Given problem - Below are the records. Restate word for word every line from the one that contains "Output a JSON" through the final line, both included.

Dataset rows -
____

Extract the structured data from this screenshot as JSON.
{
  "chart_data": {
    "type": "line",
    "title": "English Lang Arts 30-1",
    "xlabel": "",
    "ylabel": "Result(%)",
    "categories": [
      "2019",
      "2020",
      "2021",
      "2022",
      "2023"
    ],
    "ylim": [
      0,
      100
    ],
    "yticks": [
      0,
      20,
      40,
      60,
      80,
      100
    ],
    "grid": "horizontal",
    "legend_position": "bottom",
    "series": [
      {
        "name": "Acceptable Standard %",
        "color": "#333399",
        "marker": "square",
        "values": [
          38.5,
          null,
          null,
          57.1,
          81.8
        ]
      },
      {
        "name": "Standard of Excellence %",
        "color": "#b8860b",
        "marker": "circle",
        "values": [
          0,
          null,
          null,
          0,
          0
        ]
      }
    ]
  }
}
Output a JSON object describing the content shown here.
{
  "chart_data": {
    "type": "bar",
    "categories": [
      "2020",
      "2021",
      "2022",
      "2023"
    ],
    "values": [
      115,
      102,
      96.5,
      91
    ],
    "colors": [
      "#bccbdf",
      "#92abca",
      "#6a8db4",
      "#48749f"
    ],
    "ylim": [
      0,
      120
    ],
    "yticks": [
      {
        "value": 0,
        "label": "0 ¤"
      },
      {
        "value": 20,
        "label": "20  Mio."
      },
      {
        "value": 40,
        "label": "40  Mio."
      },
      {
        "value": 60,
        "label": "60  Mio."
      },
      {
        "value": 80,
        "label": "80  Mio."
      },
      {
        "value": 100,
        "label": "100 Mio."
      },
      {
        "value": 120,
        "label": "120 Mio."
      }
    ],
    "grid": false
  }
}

____

The completed task -
Output a JSON object describing the content shown here.
{
  "chart_data": {
    "type": "bar",
    "categories": [
      "2020",
      "2021",
      "2022",
      "2023"
    ],
    "values": [
      115,
      102,
      96.5,
      91
    ],
    "colors": [
      "#bccbdf",
      "#92abca",
      "#6a8db4",
      "#48749f"
    ],
    "ylim": [
      0,
      120
    ],
    "yticks": [
      {
        "value": 0,
        "label": "0 ¤"
      },
      {
        "value": 20,
        "label": "20  Mio."
      },
      {
        "value": 40,
        "label": "40  Mio."
      },
      {
        "value": 60,
        "label": "60  Mio."
      },
      {
        "value": 80,
        "label": "80  Mio."
      },
      {
        "value": 100,
        "label": "100 Mio."
      },
      {
        "value": 120,
        "label": "120 Mio."
      }
    ],
    "grid": false
  }
}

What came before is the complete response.